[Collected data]
^^^^^^^^^^^^^^^^

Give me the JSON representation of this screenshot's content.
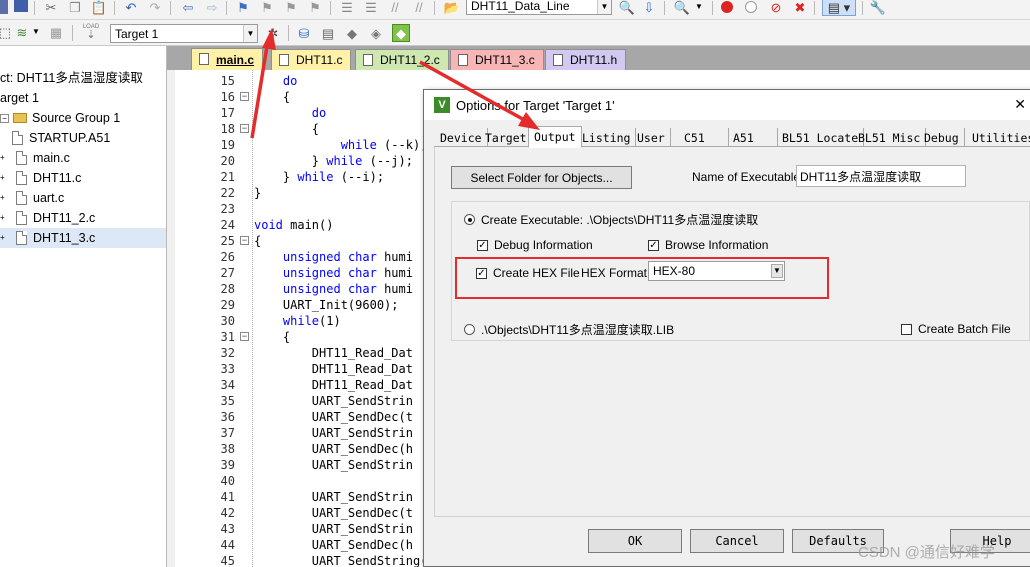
{
  "toolbar": {
    "target_label": "Target 1",
    "file_combo": "DHT11_Data_Line",
    "load_label": "LOAD"
  },
  "project": {
    "title": "ct: DHT11多点温湿度读取",
    "target": "arget 1",
    "group": "Source Group 1",
    "files": [
      "STARTUP.A51",
      "main.c",
      "DHT11.c",
      "uart.c",
      "DHT11_2.c",
      "DHT11_3.c"
    ]
  },
  "tabs": [
    {
      "label": "main.c",
      "color": "#fff1a8"
    },
    {
      "label": "DHT11.c",
      "color": "#fff1a8"
    },
    {
      "label": "DHT11_2.c",
      "color": "#cfe8b0"
    },
    {
      "label": "DHT11_3.c",
      "color": "#f7b5b5"
    },
    {
      "label": "DHT11.h",
      "color": "#d3c8f0"
    }
  ],
  "editor": {
    "line_numbers": [
      "15",
      "16",
      "17",
      "18",
      "19",
      "20",
      "21",
      "22",
      "23",
      "24",
      "25",
      "26",
      "27",
      "28",
      "29",
      "30",
      "31",
      "32",
      "33",
      "34",
      "35",
      "36",
      "37",
      "38",
      "39",
      "40",
      "41",
      "42",
      "43",
      "44",
      "45"
    ],
    "lines": [
      "    do",
      "    {",
      "        do",
      "        {",
      "            while (--k);",
      "        } while (--j);",
      "    } while (--i);",
      "}",
      "",
      "void main()",
      "{",
      "    unsigned char humi",
      "    unsigned char humi",
      "    unsigned char humi",
      "    UART_Init(9600);",
      "    while(1)",
      "    {",
      "        DHT11_Read_Dat",
      "        DHT11_Read_Dat",
      "        DHT11_Read_Dat",
      "        UART_SendStrin",
      "        UART_SendDec(t",
      "        UART_SendStrin",
      "        UART_SendDec(h",
      "        UART_SendStrin",
      "",
      "        UART_SendStrin",
      "        UART_SendDec(t",
      "        UART_SendStrin",
      "        UART_SendDec(h",
      "        UART_SendString(\"%\\r\\n\");"
    ]
  },
  "dialog": {
    "title": "Options for Target 'Target 1'",
    "tabs": [
      "Device",
      "Target",
      "Output",
      "Listing",
      "User",
      "C51",
      "A51",
      "BL51 Locate",
      "BL51 Misc",
      "Debug",
      "Utilities"
    ],
    "active_tab": "Output",
    "select_folder_button": "Select Folder for Objects...",
    "name_exec_label": "Name of Executable:",
    "name_exec_value": "DHT11多点温湿度读取",
    "create_exec_label": "Create Executable:  .\\Objects\\DHT11多点温湿度读取",
    "debug_info_label": "Debug Information",
    "browse_info_label": "Browse Information",
    "create_hex_label": "Create HEX File",
    "hex_format_label": "HEX Format:",
    "hex_format_value": "HEX-80",
    "lib_label": ".\\Objects\\DHT11多点温湿度读取.LIB",
    "batch_label": "Create Batch File",
    "ok": "OK",
    "cancel": "Cancel",
    "defaults": "Defaults",
    "help": "Help"
  },
  "watermark": "CSDN @通信好难学",
  "colors": {
    "annotation_red": "#e52c2c",
    "keyword_blue": "#0000ff"
  }
}
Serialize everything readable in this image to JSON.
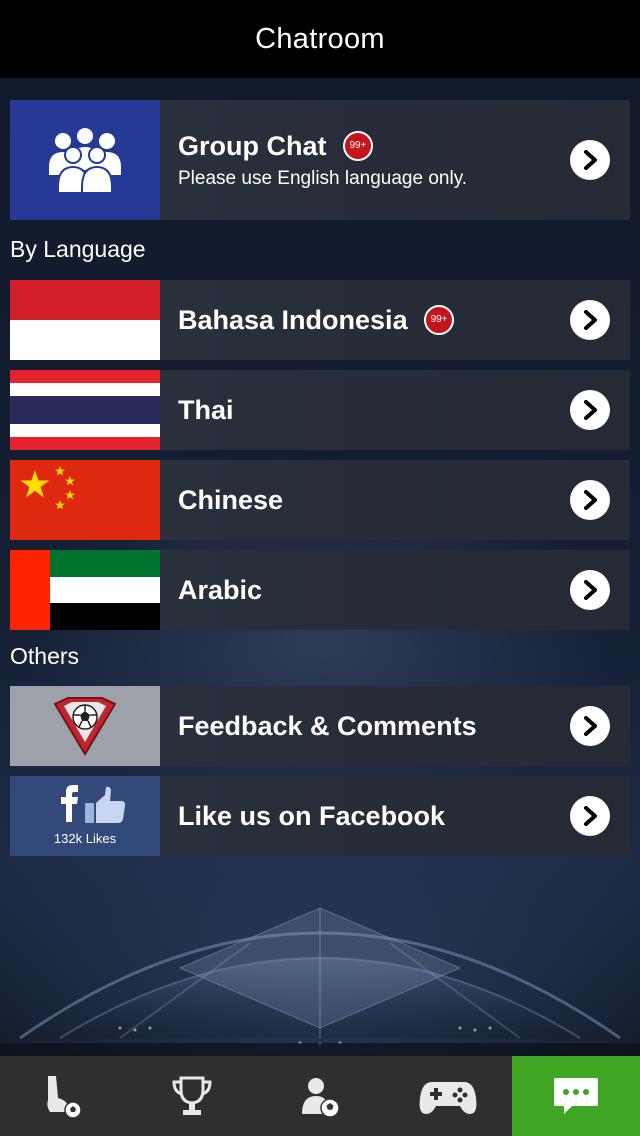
{
  "header": {
    "title": "Chatroom"
  },
  "group_chat": {
    "title": "Group Chat",
    "badge": "99+",
    "subtitle": "Please use English language only.",
    "icon": "people-group-icon"
  },
  "sections": {
    "by_language": "By Language",
    "others": "Others"
  },
  "languages": [
    {
      "label": "Bahasa Indonesia",
      "badge": "99+",
      "flag": "indonesia-flag"
    },
    {
      "label": "Thai",
      "flag": "thailand-flag"
    },
    {
      "label": "Chinese",
      "flag": "china-flag"
    },
    {
      "label": "Arabic",
      "flag": "uae-flag"
    }
  ],
  "others": [
    {
      "label": "Feedback & Comments",
      "icon": "soccer-shield-icon"
    },
    {
      "label": "Like us on Facebook",
      "icon": "facebook-like-icon",
      "likes": "132k Likes"
    }
  ],
  "tabbar": {
    "items": [
      {
        "icon": "football-boot-icon",
        "active": false
      },
      {
        "icon": "trophy-icon",
        "active": false
      },
      {
        "icon": "player-profile-icon",
        "active": false
      },
      {
        "icon": "gamepad-icon",
        "active": false
      },
      {
        "icon": "chat-bubble-icon",
        "active": true
      }
    ]
  },
  "colors": {
    "header_bg": "#000000",
    "row_bg": "#2a2f3b",
    "badge": "#c4151c",
    "active_tab": "#3ea623",
    "group_chat_icon_bg": "#243a94",
    "facebook_blue": "#3b5998"
  }
}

^^^^^^^^^^^^^^^^

What is expected
Quote the records above in full, dropping each picture.

Response
Give me the JSON representation of this screenshot's content.
{
  "toolbar": {
    "target_label": "Target 1",
    "file_combo": "DHT11_Data_Line",
    "load_label": "LOAD"
  },
  "project": {
    "title": "ct: DHT11多点温湿度读取",
    "target": "arget 1",
    "group": "Source Group 1",
    "files": [
      "STARTUP.A51",
      "main.c",
      "DHT11.c",
      "uart.c",
      "DHT11_2.c",
      "DHT11_3.c"
    ]
  },
  "tabs": [
    {
      "label": "main.c",
      "color": "#fff1a8"
    },
    {
      "label": "DHT11.c",
      "color": "#fff1a8"
    },
    {
      "label": "DHT11_2.c",
      "color": "#cfe8b0"
    },
    {
      "label": "DHT11_3.c",
      "color": "#f7b5b5"
    },
    {
      "label": "DHT11.h",
      "color": "#d3c8f0"
    }
  ],
  "editor": {
    "line_numbers": [
      "15",
      "16",
      "17",
      "18",
      "19",
      "20",
      "21",
      "22",
      "23",
      "24",
      "25",
      "26",
      "27",
      "28",
      "29",
      "30",
      "31",
      "32",
      "33",
      "34",
      "35",
      "36",
      "37",
      "38",
      "39",
      "40",
      "41",
      "42",
      "43",
      "44",
      "45"
    ],
    "lines": [
      "    do",
      "    {",
      "        do",
      "        {",
      "            while (--k);",
      "        } while (--j);",
      "    } while (--i);",
      "}",
      "",
      "void main()",
      "{",
      "    unsigned char humi",
      "    unsigned char humi",
      "    unsigned char humi",
      "    UART_Init(9600);",
      "    while(1)",
      "    {",
      "        DHT11_Read_Dat",
      "        DHT11_Read_Dat",
      "        DHT11_Read_Dat",
      "        UART_SendStrin",
      "        UART_SendDec(t",
      "        UART_SendStrin",
      "        UART_SendDec(h",
      "        UART_SendStrin",
      "",
      "        UART_SendStrin",
      "        UART_SendDec(t",
      "        UART_SendStrin",
      "        UART_SendDec(h",
      "        UART_SendString(\"%\\r\\n\");"
    ]
  },
  "dialog": {
    "title": "Options for Target 'Target 1'",
    "tabs": [
      "Device",
      "Target",
      "Output",
      "Listing",
      "User",
      "C51",
      "A51",
      "BL51 Locate",
      "BL51 Misc",
      "Debug",
      "Utilities"
    ],
    "active_tab": "Output",
    "select_folder_button": "Select Folder for Objects...",
    "name_exec_label": "Name of Executable:",
    "name_exec_value": "DHT11多点温湿度读取",
    "create_exec_label": "Create Executable:  .\\Objects\\DHT11多点温湿度读取",
    "debug_info_label": "Debug Information",
    "browse_info_label": "Browse Information",
    "create_hex_label": "Create HEX File",
    "hex_format_label": "HEX Format:",
    "hex_format_value": "HEX-80",
    "lib_label": ".\\Objects\\DHT11多点温湿度读取.LIB",
    "batch_label": "Create Batch File",
    "ok": "OK",
    "cancel": "Cancel",
    "defaults": "Defaults",
    "help": "Help"
  },
  "watermark": "CSDN @通信好难学",
  "colors": {
    "annotation_red": "#e52c2c",
    "keyword_blue": "#0000ff"
  }
}
Serialize everything readable in this image to JSON.
{
  "header": {
    "title": "Chatroom"
  },
  "group_chat": {
    "title": "Group Chat",
    "badge": "99+",
    "subtitle": "Please use English language only.",
    "icon": "people-group-icon"
  },
  "sections": {
    "by_language": "By Language",
    "others": "Others"
  },
  "languages": [
    {
      "label": "Bahasa Indonesia",
      "badge": "99+",
      "flag": "indonesia-flag"
    },
    {
      "label": "Thai",
      "flag": "thailand-flag"
    },
    {
      "label": "Chinese",
      "flag": "china-flag"
    },
    {
      "label": "Arabic",
      "flag": "uae-flag"
    }
  ],
  "others": [
    {
      "label": "Feedback & Comments",
      "icon": "soccer-shield-icon"
    },
    {
      "label": "Like us on Facebook",
      "icon": "facebook-like-icon",
      "likes": "132k Likes"
    }
  ],
  "tabbar": {
    "items": [
      {
        "icon": "football-boot-icon",
        "active": false
      },
      {
        "icon": "trophy-icon",
        "active": false
      },
      {
        "icon": "player-profile-icon",
        "active": false
      },
      {
        "icon": "gamepad-icon",
        "active": false
      },
      {
        "icon": "chat-bubble-icon",
        "active": true
      }
    ]
  },
  "colors": {
    "header_bg": "#000000",
    "row_bg": "#2a2f3b",
    "badge": "#c4151c",
    "active_tab": "#3ea623",
    "group_chat_icon_bg": "#243a94",
    "facebook_blue": "#3b5998"
  }
}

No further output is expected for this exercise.